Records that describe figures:
— Start —

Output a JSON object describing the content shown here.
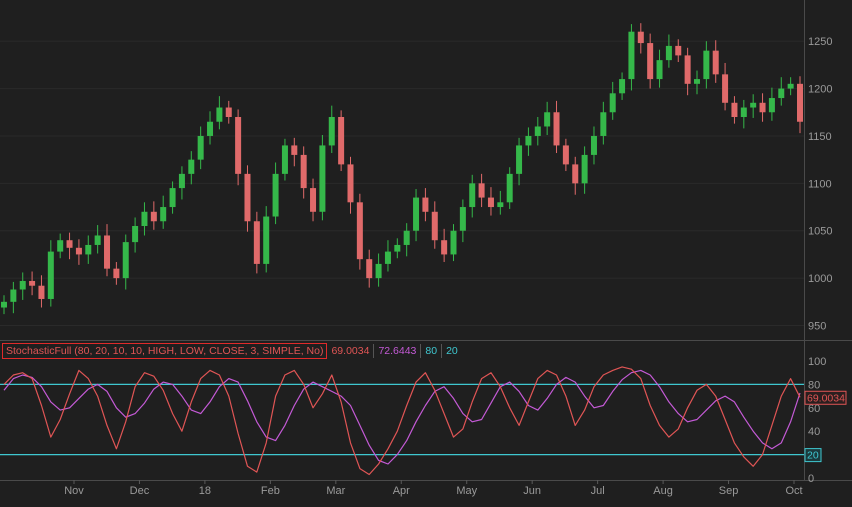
{
  "chart_data": {
    "type": "candlestick",
    "price": {
      "y_ticks": [
        950,
        1000,
        1050,
        1100,
        1150,
        1200,
        1250
      ],
      "ylim": [
        940,
        1285
      ],
      "close": [
        975,
        988,
        997,
        992,
        978,
        1028,
        1040,
        1032,
        1025,
        1035,
        1045,
        1010,
        1000,
        1038,
        1055,
        1070,
        1060,
        1075,
        1095,
        1110,
        1125,
        1150,
        1165,
        1180,
        1170,
        1110,
        1060,
        1015,
        1065,
        1110,
        1140,
        1130,
        1095,
        1070,
        1140,
        1170,
        1120,
        1080,
        1020,
        1000,
        1015,
        1028,
        1035,
        1050,
        1085,
        1070,
        1040,
        1025,
        1050,
        1075,
        1100,
        1085,
        1075,
        1080,
        1110,
        1140,
        1150,
        1160,
        1175,
        1140,
        1120,
        1100,
        1130,
        1150,
        1175,
        1195,
        1210,
        1260,
        1248,
        1210,
        1230,
        1245,
        1235,
        1205,
        1210,
        1240,
        1215,
        1185,
        1170,
        1180,
        1185,
        1175,
        1190,
        1200,
        1205,
        1165
      ]
    },
    "oscillator": {
      "title": "StochasticFull (80, 20, 10, 10, HIGH, LOW, CLOSE, 3, SIMPLE, No)",
      "values": [
        "69.0034",
        "72.6443",
        "80",
        "20"
      ],
      "y_ticks": [
        0,
        20,
        40,
        60,
        80,
        100
      ],
      "ylim": [
        0,
        100
      ],
      "overbought": 80,
      "oversold": 20,
      "current_k": "69.0034",
      "k": [
        80,
        88,
        90,
        85,
        62,
        35,
        50,
        72,
        92,
        85,
        70,
        45,
        25,
        48,
        78,
        90,
        87,
        75,
        55,
        40,
        65,
        85,
        92,
        88,
        70,
        38,
        10,
        5,
        30,
        70,
        88,
        92,
        80,
        60,
        72,
        88,
        65,
        30,
        8,
        3,
        12,
        25,
        40,
        62,
        82,
        90,
        75,
        55,
        35,
        42,
        65,
        85,
        90,
        78,
        60,
        45,
        65,
        85,
        92,
        88,
        70,
        45,
        58,
        78,
        88,
        92,
        95,
        93,
        85,
        62,
        45,
        35,
        42,
        60,
        75,
        80,
        70,
        50,
        30,
        18,
        10,
        20,
        45,
        70,
        85,
        69
      ],
      "d": [
        75,
        85,
        88,
        86,
        78,
        65,
        58,
        60,
        68,
        76,
        80,
        74,
        60,
        52,
        55,
        64,
        76,
        82,
        80,
        70,
        58,
        55,
        65,
        78,
        85,
        82,
        66,
        48,
        35,
        32,
        45,
        62,
        76,
        82,
        78,
        74,
        70,
        62,
        45,
        28,
        15,
        12,
        20,
        32,
        48,
        62,
        74,
        78,
        68,
        55,
        48,
        50,
        64,
        78,
        82,
        74,
        62,
        58,
        68,
        80,
        86,
        82,
        70,
        60,
        62,
        74,
        84,
        90,
        92,
        88,
        78,
        65,
        55,
        48,
        50,
        58,
        66,
        70,
        65,
        52,
        40,
        30,
        25,
        30,
        48,
        72.6443
      ]
    },
    "x_labels": [
      "Nov",
      "Dec",
      "18",
      "Feb",
      "Mar",
      "Apr",
      "May",
      "Jun",
      "Jul",
      "Aug",
      "Sep",
      "Oct"
    ],
    "badges": {
      "current_k": "69.0034",
      "oversold": "20"
    },
    "colors": {
      "background": "#1f1f1f",
      "up": "#35b84a",
      "down": "#e06a6a",
      "k_line": "#e05555",
      "d_line": "#c45ad6",
      "levels": "#3fc7d0",
      "grid": "#555555",
      "text": "#9a9a9a"
    }
  }
}
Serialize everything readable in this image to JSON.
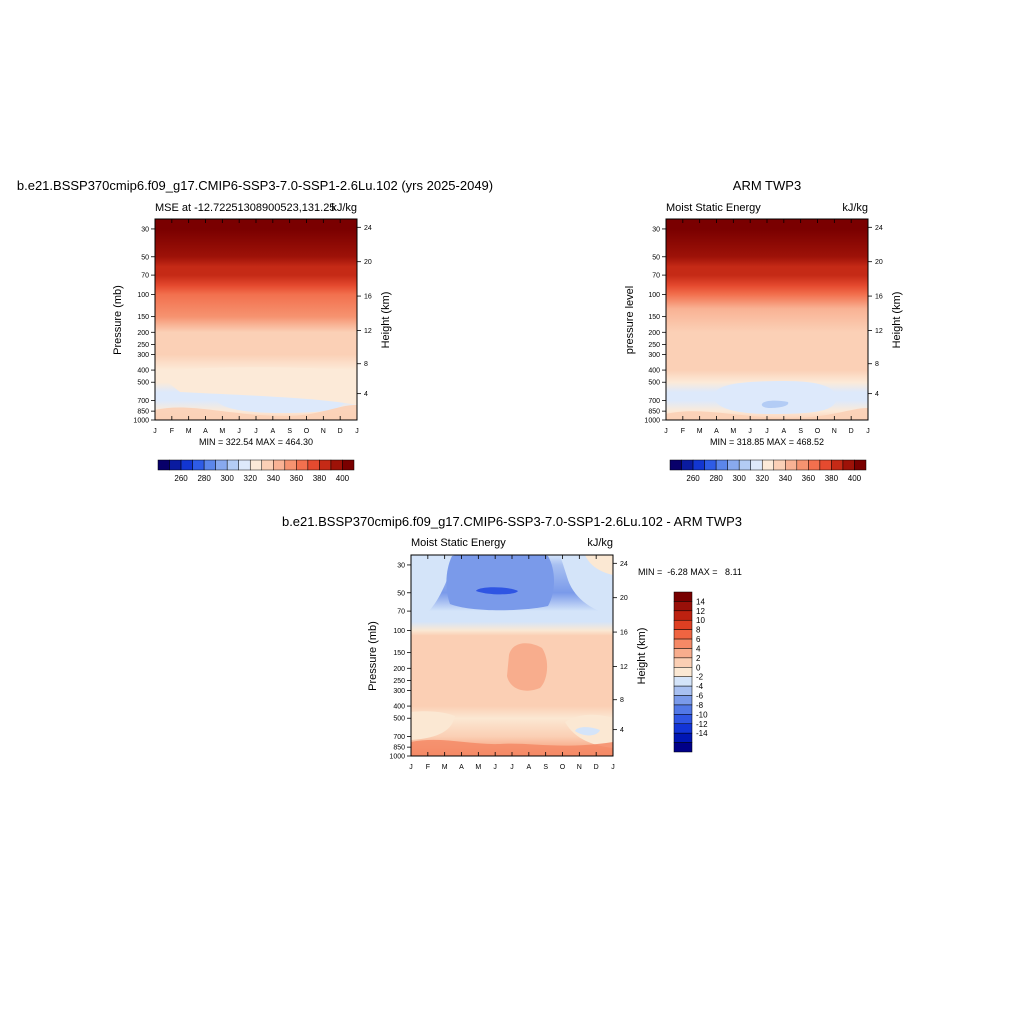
{
  "chart_data": [
    {
      "type": "heatmap",
      "title": "b.e21.BSSP370cmip6.f09_g17.CMIP6-SSP3-7.0-SSP1-2.6Lu.102 (yrs 2025-2049)",
      "subtitle_left": "MSE at -12.72251308900523,131.25",
      "subtitle_right": "kJ/kg",
      "xlabel": "",
      "ylabel": "Pressure (mb)",
      "ylabel_right": "Height (km)",
      "x": [
        "J",
        "F",
        "M",
        "A",
        "M",
        "J",
        "J",
        "A",
        "S",
        "O",
        "N",
        "D",
        "J"
      ],
      "y_ticks": [
        30,
        50,
        70,
        100,
        150,
        200,
        250,
        300,
        400,
        500,
        700,
        850,
        1000
      ],
      "y_scale": "log",
      "ylim": [
        1000,
        25
      ],
      "height_ticks": [
        4,
        8,
        12,
        16,
        20,
        24
      ],
      "stats": "MIN = 322.54 MAX = 464.30",
      "colorbar": {
        "orientation": "horizontal",
        "levels": [
          250,
          260,
          270,
          280,
          290,
          300,
          310,
          320,
          330,
          340,
          350,
          360,
          370,
          380,
          390,
          400,
          410
        ],
        "tick_labels": [
          "260",
          "280",
          "300",
          "320",
          "340",
          "360",
          "380",
          "400"
        ]
      },
      "profile_p": [
        25,
        30,
        50,
        60,
        70,
        85,
        100,
        150,
        200,
        300,
        400,
        500,
        600,
        700,
        850,
        1000
      ],
      "profile_values": [
        470,
        420,
        400,
        395,
        390,
        380,
        372,
        360,
        345,
        341,
        338,
        335,
        328,
        325,
        335,
        344
      ]
    },
    {
      "type": "heatmap",
      "title": "ARM TWP3",
      "subtitle_left": "Moist Static Energy",
      "subtitle_right": "kJ/kg",
      "xlabel": "",
      "ylabel": "pressure level",
      "ylabel_right": "Height (km)",
      "x": [
        "J",
        "F",
        "M",
        "A",
        "M",
        "J",
        "J",
        "A",
        "S",
        "O",
        "N",
        "D",
        "J"
      ],
      "y_ticks": [
        30,
        50,
        70,
        100,
        150,
        200,
        250,
        300,
        400,
        500,
        700,
        850,
        1000
      ],
      "y_scale": "log",
      "ylim": [
        1000,
        25
      ],
      "height_ticks": [
        4,
        8,
        12,
        16,
        20,
        24
      ],
      "stats": "MIN = 318.85 MAX = 468.52",
      "colorbar": {
        "orientation": "horizontal",
        "levels": [
          250,
          260,
          270,
          280,
          290,
          300,
          310,
          320,
          330,
          340,
          350,
          360,
          370,
          380,
          390,
          400,
          410
        ],
        "tick_labels": [
          "260",
          "280",
          "300",
          "320",
          "340",
          "360",
          "380",
          "400"
        ]
      },
      "profile_p": [
        25,
        30,
        50,
        60,
        70,
        85,
        100,
        130,
        200,
        300,
        400,
        500,
        600,
        700,
        850,
        1000
      ],
      "profile_values": [
        470,
        420,
        400,
        395,
        390,
        380,
        372,
        352,
        345,
        342,
        340,
        336,
        327,
        323,
        333,
        340
      ]
    },
    {
      "type": "heatmap",
      "title": "b.e21.BSSP370cmip6.f09_g17.CMIP6-SSP3-7.0-SSP1-2.6Lu.102 - ARM TWP3",
      "subtitle_left": "Moist Static Energy",
      "subtitle_right": "kJ/kg",
      "xlabel": "",
      "ylabel": "Pressure (mb)",
      "ylabel_right": "Height (km)",
      "x": [
        "J",
        "F",
        "M",
        "A",
        "M",
        "J",
        "J",
        "A",
        "S",
        "O",
        "N",
        "D",
        "J"
      ],
      "y_ticks": [
        30,
        50,
        70,
        100,
        150,
        200,
        250,
        300,
        400,
        500,
        700,
        850,
        1000
      ],
      "y_scale": "log",
      "ylim": [
        1000,
        25
      ],
      "height_ticks": [
        4,
        8,
        12,
        16,
        20,
        24
      ],
      "stats": "MIN =  -6.28 MAX =   8.11",
      "colorbar": {
        "orientation": "vertical",
        "levels": [
          -16,
          -14,
          -12,
          -10,
          -8,
          -6,
          -4,
          -2,
          0,
          2,
          4,
          6,
          8,
          10,
          12,
          14,
          16
        ],
        "tick_labels": [
          "14",
          "12",
          "10",
          "8",
          "6",
          "4",
          "2",
          "0",
          "-2",
          "-4",
          "-6",
          "-8",
          "-10",
          "-12",
          "-14"
        ]
      },
      "profile_p": [
        25,
        30,
        50,
        70,
        85,
        100,
        110,
        150,
        200,
        300,
        400,
        500,
        700,
        850,
        1000
      ],
      "profile_values": [
        -1,
        -3,
        -6,
        -2,
        -1,
        1,
        3,
        3,
        3.5,
        3,
        2.5,
        1.5,
        2,
        4,
        6
      ]
    }
  ],
  "colors": {
    "mse_palette": [
      "#08006a",
      "#0a1ba0",
      "#1236d1",
      "#2e5ce6",
      "#5b86ea",
      "#88a9ee",
      "#b3ccf5",
      "#dde9fb",
      "#fcead8",
      "#fbd0b6",
      "#f9b294",
      "#f69370",
      "#f2704e",
      "#e54a2f",
      "#c52a16",
      "#9e1208",
      "#7a0000"
    ],
    "diff_palette": [
      "#000088",
      "#0016b4",
      "#1234d6",
      "#2f55e3",
      "#5278e6",
      "#7a9aea",
      "#a8c0f1",
      "#d4e4f9",
      "#fbe8d3",
      "#fbcfb4",
      "#f8ad8d",
      "#f58966",
      "#ef6441",
      "#de3f22",
      "#bd2110",
      "#991009",
      "#780000"
    ]
  }
}
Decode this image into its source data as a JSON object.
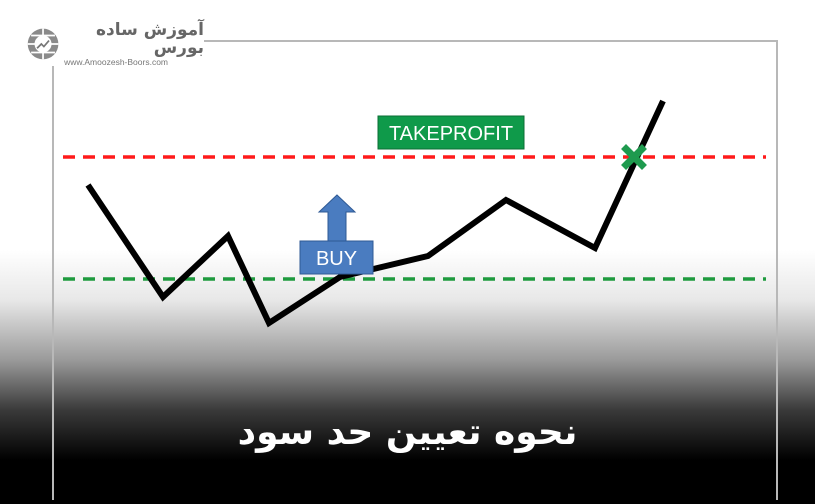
{
  "logo": {
    "name_fa": "آموزش ساده بورس",
    "url": "www.Amoozesh-Boors.com"
  },
  "labels": {
    "take_profit": "TAKEPROFIT",
    "buy": "BUY"
  },
  "title": "نحوه تعیین حد سود",
  "colors": {
    "take_profit": "#ff1a1a",
    "entry": "#1e9a3e",
    "price_line": "#000000",
    "buy_box": "#4a7cc0",
    "tp_box": "#0f9a4a"
  }
}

— End —

> GIVEN EXERCISE: Look for the line that contains "Decode this image", then please copy it and the rest of the lines through the end of the data, pictures excluded.

> SOLUTION FOR THIS TASK:
Decode this image into its source data as a JSON object.
{
  "logo": {
    "name_fa": "آموزش ساده بورس",
    "url": "www.Amoozesh-Boors.com"
  },
  "labels": {
    "take_profit": "TAKEPROFIT",
    "buy": "BUY"
  },
  "title": "نحوه تعیین حد سود",
  "colors": {
    "take_profit": "#ff1a1a",
    "entry": "#1e9a3e",
    "price_line": "#000000",
    "buy_box": "#4a7cc0",
    "tp_box": "#0f9a4a"
  }
}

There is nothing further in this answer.